● **WRITTEN REQUEST**: Pick out every line in the data below that holds "dlog".

● **ENTRIES SUPPLIED**:

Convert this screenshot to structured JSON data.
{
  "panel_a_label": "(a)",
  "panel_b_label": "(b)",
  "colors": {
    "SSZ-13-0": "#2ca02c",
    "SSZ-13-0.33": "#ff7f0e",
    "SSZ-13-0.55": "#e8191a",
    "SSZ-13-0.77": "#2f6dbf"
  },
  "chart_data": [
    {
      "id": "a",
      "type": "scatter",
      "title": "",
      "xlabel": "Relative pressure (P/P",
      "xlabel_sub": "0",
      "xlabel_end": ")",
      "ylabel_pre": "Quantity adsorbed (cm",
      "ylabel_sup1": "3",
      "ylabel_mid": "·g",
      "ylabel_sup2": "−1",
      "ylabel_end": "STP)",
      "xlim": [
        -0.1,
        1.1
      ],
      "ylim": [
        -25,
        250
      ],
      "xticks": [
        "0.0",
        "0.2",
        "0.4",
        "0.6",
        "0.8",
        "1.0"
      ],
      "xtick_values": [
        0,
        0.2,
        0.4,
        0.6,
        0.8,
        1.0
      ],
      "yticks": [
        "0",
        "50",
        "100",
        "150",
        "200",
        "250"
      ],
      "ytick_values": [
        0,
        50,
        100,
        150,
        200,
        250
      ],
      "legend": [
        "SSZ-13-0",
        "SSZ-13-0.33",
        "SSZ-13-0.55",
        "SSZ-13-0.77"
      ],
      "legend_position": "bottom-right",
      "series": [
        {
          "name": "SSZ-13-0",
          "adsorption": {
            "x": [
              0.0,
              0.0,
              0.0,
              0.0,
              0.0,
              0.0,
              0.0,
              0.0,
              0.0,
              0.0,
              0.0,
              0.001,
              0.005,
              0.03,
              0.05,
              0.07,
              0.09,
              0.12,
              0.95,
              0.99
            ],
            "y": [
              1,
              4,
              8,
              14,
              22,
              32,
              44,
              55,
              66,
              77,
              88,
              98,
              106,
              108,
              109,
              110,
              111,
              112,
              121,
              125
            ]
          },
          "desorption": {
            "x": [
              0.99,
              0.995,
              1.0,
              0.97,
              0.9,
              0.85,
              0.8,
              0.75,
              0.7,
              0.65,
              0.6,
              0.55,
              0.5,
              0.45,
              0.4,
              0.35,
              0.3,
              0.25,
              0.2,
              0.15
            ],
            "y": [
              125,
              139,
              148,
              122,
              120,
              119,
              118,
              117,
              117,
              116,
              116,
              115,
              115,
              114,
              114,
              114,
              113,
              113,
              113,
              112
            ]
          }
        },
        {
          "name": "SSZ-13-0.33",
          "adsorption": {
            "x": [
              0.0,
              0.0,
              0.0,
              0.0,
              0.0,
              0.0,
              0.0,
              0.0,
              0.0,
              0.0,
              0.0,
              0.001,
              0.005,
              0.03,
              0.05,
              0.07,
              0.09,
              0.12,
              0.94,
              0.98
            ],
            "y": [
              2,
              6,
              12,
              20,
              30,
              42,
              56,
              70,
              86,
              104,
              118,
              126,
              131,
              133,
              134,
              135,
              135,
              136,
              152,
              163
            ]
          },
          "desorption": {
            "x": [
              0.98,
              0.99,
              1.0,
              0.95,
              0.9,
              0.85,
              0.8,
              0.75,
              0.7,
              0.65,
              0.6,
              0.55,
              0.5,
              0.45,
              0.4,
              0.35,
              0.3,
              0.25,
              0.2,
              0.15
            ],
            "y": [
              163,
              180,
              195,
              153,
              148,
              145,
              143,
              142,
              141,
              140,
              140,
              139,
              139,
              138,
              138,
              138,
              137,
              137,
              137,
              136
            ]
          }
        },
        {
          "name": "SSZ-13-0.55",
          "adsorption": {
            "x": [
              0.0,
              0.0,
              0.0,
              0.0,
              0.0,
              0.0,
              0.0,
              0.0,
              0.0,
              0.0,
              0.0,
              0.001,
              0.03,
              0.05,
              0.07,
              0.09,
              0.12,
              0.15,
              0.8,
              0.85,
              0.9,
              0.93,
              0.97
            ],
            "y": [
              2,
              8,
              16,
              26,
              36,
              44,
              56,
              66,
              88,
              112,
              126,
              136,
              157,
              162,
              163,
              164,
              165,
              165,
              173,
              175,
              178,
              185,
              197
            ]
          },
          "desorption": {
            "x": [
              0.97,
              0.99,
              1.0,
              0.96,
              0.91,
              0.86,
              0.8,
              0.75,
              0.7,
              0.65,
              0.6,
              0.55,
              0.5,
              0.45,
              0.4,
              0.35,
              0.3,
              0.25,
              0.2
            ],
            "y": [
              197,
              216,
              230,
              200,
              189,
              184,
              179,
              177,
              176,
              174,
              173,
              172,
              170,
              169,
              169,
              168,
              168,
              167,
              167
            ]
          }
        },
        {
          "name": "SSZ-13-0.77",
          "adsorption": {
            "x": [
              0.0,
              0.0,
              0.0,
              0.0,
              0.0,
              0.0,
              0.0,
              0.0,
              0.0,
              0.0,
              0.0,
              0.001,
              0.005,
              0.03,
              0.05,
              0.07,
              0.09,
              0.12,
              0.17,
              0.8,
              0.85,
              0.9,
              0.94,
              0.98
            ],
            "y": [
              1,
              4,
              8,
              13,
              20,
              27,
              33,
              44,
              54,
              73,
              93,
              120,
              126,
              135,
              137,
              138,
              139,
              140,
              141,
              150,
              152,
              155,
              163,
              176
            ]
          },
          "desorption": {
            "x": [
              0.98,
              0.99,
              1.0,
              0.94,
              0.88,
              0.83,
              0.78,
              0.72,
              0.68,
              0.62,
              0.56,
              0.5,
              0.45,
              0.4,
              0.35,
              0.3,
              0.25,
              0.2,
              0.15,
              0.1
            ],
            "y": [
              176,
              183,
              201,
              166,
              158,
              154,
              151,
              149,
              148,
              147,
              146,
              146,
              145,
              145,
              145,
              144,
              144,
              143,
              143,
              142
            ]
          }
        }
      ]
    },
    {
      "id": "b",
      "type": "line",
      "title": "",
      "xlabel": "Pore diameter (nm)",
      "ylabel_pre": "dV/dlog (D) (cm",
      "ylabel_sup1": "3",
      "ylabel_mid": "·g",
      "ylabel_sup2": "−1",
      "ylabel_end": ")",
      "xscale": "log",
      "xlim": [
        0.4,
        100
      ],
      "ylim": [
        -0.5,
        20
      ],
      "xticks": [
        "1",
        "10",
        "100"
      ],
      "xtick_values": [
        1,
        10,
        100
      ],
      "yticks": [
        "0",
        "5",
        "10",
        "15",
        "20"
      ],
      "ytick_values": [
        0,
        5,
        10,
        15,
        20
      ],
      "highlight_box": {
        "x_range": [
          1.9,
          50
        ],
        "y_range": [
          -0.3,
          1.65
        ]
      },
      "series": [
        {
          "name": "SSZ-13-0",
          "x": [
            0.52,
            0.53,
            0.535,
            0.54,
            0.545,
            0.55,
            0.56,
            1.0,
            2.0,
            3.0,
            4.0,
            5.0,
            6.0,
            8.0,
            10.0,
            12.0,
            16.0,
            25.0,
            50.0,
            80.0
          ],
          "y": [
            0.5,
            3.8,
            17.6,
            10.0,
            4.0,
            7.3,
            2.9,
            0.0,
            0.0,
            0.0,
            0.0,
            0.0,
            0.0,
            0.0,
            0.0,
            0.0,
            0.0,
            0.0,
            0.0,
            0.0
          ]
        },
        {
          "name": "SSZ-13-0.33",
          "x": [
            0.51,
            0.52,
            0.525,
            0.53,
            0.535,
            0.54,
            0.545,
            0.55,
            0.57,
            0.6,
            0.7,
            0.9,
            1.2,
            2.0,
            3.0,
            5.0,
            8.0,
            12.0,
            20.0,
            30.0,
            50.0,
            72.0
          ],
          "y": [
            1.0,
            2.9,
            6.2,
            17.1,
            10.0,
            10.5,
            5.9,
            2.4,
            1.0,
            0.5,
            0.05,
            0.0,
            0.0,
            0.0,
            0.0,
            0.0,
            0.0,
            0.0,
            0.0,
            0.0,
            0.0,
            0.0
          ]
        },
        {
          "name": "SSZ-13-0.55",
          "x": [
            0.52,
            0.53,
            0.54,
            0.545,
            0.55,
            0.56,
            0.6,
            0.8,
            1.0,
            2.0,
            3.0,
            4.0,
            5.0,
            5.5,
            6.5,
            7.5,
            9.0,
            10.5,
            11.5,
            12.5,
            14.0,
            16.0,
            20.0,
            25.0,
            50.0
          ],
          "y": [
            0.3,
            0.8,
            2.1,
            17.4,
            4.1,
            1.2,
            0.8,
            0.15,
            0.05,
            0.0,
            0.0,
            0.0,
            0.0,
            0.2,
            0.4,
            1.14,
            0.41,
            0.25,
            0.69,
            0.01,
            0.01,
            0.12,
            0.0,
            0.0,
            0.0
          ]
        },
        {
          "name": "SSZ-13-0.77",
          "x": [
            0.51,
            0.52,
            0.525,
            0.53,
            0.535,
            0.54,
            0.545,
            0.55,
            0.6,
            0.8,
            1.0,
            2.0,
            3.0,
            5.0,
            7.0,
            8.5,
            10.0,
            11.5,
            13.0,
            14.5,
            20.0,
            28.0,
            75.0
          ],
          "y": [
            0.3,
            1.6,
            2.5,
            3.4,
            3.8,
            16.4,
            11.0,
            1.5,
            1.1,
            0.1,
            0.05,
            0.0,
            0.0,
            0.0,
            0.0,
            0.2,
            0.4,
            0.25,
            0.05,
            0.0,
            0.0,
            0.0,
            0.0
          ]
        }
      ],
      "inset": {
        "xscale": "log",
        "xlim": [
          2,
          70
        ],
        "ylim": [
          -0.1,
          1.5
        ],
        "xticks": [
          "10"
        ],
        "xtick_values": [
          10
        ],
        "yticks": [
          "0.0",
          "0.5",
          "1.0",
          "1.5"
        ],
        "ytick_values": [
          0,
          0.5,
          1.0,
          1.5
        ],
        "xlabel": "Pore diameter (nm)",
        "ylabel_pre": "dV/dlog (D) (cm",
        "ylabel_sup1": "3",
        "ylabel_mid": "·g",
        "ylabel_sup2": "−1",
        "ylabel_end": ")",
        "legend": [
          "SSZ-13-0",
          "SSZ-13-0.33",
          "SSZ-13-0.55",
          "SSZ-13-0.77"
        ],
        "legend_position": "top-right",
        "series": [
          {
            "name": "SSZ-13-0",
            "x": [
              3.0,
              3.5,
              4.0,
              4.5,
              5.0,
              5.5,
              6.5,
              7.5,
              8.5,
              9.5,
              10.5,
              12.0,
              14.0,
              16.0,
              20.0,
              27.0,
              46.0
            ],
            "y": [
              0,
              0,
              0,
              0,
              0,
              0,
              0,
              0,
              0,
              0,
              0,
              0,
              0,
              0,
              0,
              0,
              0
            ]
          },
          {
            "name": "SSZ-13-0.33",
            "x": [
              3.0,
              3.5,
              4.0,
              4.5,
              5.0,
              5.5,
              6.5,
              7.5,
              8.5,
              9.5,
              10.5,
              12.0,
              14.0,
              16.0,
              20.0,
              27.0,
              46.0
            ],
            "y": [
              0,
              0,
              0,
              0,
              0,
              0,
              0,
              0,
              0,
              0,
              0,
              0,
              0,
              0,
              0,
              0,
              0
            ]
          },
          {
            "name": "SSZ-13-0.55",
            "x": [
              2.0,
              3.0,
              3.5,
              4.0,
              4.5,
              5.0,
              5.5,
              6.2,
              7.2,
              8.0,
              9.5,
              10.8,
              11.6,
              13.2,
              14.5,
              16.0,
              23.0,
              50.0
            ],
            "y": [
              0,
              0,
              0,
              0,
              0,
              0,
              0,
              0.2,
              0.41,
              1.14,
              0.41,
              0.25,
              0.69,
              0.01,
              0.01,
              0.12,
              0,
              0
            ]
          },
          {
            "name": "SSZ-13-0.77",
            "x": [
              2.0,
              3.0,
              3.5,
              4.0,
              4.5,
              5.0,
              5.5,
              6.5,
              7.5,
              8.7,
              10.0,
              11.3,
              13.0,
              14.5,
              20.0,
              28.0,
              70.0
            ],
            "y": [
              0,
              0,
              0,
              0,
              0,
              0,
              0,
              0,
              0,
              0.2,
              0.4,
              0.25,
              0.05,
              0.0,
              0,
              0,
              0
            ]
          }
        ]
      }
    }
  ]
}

● **RESPONSE**:
      "ylabel_pre": "dV/dlog (D) (cm",
        "ylabel_pre": "dV/dlog (D) (cm",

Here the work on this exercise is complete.